***** EXCERPTED RECORDS

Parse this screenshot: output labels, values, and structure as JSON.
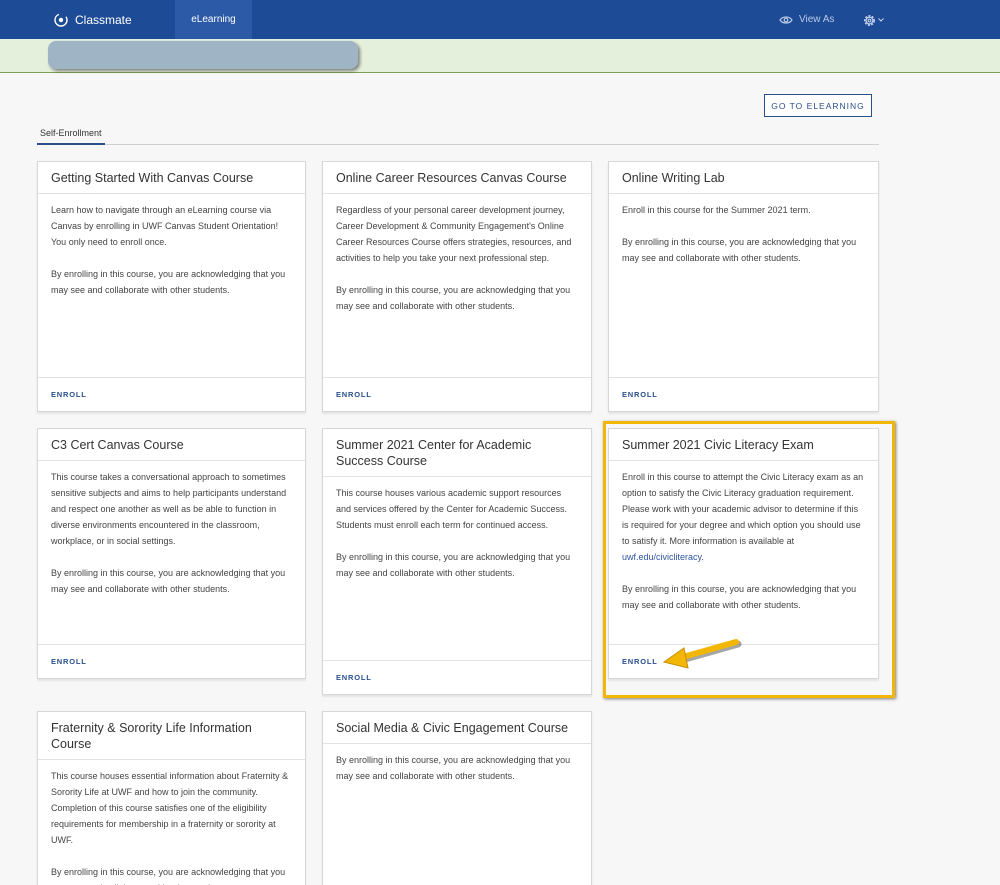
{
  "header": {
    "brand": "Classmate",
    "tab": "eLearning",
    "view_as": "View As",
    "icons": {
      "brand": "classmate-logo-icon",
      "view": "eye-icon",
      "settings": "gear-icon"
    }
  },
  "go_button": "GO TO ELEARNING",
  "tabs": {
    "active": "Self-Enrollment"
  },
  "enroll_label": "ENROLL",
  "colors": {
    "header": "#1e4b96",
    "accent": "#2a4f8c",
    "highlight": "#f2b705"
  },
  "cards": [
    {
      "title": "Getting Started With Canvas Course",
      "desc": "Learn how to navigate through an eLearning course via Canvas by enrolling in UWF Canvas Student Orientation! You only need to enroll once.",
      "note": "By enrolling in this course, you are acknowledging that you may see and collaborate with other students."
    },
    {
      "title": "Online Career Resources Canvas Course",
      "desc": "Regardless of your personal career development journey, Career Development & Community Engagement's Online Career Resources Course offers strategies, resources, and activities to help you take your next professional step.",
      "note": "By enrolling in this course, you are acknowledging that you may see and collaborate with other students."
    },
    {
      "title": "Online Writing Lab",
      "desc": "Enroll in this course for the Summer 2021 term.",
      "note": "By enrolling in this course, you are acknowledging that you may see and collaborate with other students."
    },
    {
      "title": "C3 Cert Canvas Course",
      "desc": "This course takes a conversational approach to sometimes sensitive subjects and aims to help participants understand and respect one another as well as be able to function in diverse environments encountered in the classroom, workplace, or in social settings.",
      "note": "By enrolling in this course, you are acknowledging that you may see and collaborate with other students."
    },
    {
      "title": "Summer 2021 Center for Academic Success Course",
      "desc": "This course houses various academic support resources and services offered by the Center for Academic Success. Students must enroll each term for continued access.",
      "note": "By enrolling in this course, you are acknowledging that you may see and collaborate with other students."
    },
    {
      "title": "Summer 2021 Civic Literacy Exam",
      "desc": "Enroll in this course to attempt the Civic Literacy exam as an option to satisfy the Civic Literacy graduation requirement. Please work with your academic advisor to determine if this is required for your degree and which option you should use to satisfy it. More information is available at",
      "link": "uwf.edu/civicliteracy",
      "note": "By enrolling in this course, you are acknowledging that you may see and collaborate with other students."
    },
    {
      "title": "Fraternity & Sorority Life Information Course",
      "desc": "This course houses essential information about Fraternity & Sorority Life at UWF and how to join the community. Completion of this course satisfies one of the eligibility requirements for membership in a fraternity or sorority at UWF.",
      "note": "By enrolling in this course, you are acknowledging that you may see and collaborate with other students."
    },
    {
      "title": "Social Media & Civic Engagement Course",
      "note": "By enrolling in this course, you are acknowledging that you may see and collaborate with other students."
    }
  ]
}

**********

Every record above should be written out again exactly; the pictures stay out of the copy.

Parse this screenshot: output labels, values, and structure as JSON.
{
  "header": {
    "brand": "Classmate",
    "tab": "eLearning",
    "view_as": "View As",
    "icons": {
      "brand": "classmate-logo-icon",
      "view": "eye-icon",
      "settings": "gear-icon"
    }
  },
  "go_button": "GO TO ELEARNING",
  "tabs": {
    "active": "Self-Enrollment"
  },
  "enroll_label": "ENROLL",
  "colors": {
    "header": "#1e4b96",
    "accent": "#2a4f8c",
    "highlight": "#f2b705"
  },
  "cards": [
    {
      "title": "Getting Started With Canvas Course",
      "desc": "Learn how to navigate through an eLearning course via Canvas by enrolling in UWF Canvas Student Orientation! You only need to enroll once.",
      "note": "By enrolling in this course, you are acknowledging that you may see and collaborate with other students."
    },
    {
      "title": "Online Career Resources Canvas Course",
      "desc": "Regardless of your personal career development journey, Career Development & Community Engagement's Online Career Resources Course offers strategies, resources, and activities to help you take your next professional step.",
      "note": "By enrolling in this course, you are acknowledging that you may see and collaborate with other students."
    },
    {
      "title": "Online Writing Lab",
      "desc": "Enroll in this course for the Summer 2021 term.",
      "note": "By enrolling in this course, you are acknowledging that you may see and collaborate with other students."
    },
    {
      "title": "C3 Cert Canvas Course",
      "desc": "This course takes a conversational approach to sometimes sensitive subjects and aims to help participants understand and respect one another as well as be able to function in diverse environments encountered in the classroom, workplace, or in social settings.",
      "note": "By enrolling in this course, you are acknowledging that you may see and collaborate with other students."
    },
    {
      "title": "Summer 2021 Center for Academic Success Course",
      "desc": "This course houses various academic support resources and services offered by the Center for Academic Success. Students must enroll each term for continued access.",
      "note": "By enrolling in this course, you are acknowledging that you may see and collaborate with other students."
    },
    {
      "title": "Summer 2021 Civic Literacy Exam",
      "desc": "Enroll in this course to attempt the Civic Literacy exam as an option to satisfy the Civic Literacy graduation requirement. Please work with your academic advisor to determine if this is required for your degree and which option you should use to satisfy it. More information is available at",
      "link": "uwf.edu/civicliteracy",
      "note": "By enrolling in this course, you are acknowledging that you may see and collaborate with other students."
    },
    {
      "title": "Fraternity & Sorority Life Information Course",
      "desc": "This course houses essential information about Fraternity & Sorority Life at UWF and how to join the community. Completion of this course satisfies one of the eligibility requirements for membership in a fraternity or sorority at UWF.",
      "note": "By enrolling in this course, you are acknowledging that you may see and collaborate with other students."
    },
    {
      "title": "Social Media & Civic Engagement Course",
      "note": "By enrolling in this course, you are acknowledging that you may see and collaborate with other students."
    }
  ]
}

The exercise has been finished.